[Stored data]
>> start
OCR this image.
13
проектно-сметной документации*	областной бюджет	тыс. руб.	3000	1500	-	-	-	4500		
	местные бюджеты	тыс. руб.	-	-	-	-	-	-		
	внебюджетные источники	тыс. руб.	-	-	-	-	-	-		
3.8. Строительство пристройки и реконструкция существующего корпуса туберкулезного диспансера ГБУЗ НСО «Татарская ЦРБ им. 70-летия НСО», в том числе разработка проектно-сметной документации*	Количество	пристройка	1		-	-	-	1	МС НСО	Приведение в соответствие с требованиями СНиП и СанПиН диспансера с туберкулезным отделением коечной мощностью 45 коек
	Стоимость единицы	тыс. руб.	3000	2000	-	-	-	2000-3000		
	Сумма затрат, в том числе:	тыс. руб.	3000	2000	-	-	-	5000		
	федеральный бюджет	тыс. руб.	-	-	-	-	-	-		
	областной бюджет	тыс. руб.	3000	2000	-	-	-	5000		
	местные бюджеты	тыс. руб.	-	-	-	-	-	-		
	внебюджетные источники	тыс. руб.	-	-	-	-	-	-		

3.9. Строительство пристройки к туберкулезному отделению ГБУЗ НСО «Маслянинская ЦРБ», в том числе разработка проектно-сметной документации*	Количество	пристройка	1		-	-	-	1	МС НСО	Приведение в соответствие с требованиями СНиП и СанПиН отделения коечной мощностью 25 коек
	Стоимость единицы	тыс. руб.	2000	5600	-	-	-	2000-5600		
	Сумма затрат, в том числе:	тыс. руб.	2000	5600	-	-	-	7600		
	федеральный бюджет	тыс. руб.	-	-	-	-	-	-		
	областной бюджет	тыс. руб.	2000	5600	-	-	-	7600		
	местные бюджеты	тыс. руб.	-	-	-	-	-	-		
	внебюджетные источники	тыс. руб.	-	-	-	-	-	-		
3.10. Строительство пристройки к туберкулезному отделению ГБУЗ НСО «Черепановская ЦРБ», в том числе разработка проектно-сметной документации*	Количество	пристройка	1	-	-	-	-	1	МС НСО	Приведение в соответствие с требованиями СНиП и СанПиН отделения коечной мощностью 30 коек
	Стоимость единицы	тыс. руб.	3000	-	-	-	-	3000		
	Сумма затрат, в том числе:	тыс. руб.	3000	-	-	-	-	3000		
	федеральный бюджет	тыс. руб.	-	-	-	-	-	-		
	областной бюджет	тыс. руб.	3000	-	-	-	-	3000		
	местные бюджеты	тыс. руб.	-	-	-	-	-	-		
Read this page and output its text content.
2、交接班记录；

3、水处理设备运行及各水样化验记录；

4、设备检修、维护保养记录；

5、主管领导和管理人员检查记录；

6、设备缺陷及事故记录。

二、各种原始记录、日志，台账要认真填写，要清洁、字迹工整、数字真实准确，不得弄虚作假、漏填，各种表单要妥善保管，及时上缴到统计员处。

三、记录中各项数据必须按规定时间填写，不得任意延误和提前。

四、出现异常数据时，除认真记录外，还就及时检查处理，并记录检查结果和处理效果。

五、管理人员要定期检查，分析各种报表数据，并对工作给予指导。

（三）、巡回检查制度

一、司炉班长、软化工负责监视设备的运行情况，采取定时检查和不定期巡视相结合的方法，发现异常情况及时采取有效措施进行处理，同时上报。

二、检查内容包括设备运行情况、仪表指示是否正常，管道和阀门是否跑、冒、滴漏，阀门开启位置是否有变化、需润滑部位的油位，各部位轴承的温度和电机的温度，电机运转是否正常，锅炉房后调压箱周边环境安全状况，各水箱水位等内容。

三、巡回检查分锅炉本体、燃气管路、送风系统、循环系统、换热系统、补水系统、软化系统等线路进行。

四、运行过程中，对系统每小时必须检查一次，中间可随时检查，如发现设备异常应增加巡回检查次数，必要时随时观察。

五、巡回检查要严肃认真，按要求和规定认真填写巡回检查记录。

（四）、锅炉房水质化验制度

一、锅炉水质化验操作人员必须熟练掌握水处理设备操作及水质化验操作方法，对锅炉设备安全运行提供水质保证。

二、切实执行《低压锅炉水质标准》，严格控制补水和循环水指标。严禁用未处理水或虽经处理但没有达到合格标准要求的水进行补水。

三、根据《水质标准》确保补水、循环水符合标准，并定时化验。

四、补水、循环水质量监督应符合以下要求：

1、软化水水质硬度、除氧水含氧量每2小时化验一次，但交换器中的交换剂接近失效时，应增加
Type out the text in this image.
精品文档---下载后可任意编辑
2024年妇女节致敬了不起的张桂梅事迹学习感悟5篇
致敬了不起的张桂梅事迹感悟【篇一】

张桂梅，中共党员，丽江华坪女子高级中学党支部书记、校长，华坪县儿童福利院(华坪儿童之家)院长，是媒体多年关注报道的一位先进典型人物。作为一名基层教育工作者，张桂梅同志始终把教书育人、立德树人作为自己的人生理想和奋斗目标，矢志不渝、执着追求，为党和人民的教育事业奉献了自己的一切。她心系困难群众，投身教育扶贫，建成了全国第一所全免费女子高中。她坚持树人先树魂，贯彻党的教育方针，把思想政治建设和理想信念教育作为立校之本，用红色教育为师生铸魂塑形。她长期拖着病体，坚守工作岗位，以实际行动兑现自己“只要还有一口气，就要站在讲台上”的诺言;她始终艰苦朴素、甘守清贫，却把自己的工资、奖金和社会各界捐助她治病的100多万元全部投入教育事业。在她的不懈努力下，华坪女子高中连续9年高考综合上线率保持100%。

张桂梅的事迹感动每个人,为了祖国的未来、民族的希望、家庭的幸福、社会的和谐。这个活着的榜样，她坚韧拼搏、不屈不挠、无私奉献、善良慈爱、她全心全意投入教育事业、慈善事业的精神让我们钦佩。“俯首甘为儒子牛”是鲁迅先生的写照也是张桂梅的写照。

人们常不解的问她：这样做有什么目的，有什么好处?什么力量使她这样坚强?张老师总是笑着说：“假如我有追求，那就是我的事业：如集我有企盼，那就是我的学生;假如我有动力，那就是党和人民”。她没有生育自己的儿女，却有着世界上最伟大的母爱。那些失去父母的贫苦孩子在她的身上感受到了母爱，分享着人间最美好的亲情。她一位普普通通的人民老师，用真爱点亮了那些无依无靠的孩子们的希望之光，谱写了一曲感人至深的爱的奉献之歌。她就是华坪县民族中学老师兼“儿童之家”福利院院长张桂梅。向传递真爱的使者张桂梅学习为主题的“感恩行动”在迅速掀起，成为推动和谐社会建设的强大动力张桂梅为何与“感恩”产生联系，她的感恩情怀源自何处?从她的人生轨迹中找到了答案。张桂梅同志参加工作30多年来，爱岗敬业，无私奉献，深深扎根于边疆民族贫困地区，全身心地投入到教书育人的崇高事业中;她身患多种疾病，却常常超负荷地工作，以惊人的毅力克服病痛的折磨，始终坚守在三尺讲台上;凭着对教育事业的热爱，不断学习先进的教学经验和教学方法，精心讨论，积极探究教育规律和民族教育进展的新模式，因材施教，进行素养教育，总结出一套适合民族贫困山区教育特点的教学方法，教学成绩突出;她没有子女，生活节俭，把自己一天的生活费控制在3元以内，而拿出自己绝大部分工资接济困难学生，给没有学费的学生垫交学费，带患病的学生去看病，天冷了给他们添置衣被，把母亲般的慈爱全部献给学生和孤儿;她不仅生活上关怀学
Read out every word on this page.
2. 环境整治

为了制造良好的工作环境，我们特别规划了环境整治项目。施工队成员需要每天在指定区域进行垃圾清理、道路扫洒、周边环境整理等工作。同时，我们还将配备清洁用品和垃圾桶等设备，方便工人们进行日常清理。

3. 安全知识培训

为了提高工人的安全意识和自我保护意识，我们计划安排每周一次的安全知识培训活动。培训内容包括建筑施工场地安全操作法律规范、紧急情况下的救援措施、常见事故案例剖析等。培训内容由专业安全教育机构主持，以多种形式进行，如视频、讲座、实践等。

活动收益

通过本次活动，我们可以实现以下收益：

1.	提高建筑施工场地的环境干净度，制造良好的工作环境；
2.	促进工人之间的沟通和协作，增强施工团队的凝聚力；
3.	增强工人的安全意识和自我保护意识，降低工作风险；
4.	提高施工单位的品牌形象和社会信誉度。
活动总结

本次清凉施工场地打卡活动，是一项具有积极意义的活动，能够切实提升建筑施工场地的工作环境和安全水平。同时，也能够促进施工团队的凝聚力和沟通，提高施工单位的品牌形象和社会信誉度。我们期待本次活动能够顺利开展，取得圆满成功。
>> end
TASK INSTRUCTIONS |
How many lines in the records above contain the word "无私奉献"? Reply with the number alone.

RESULT OF THIS EXERCISE |
2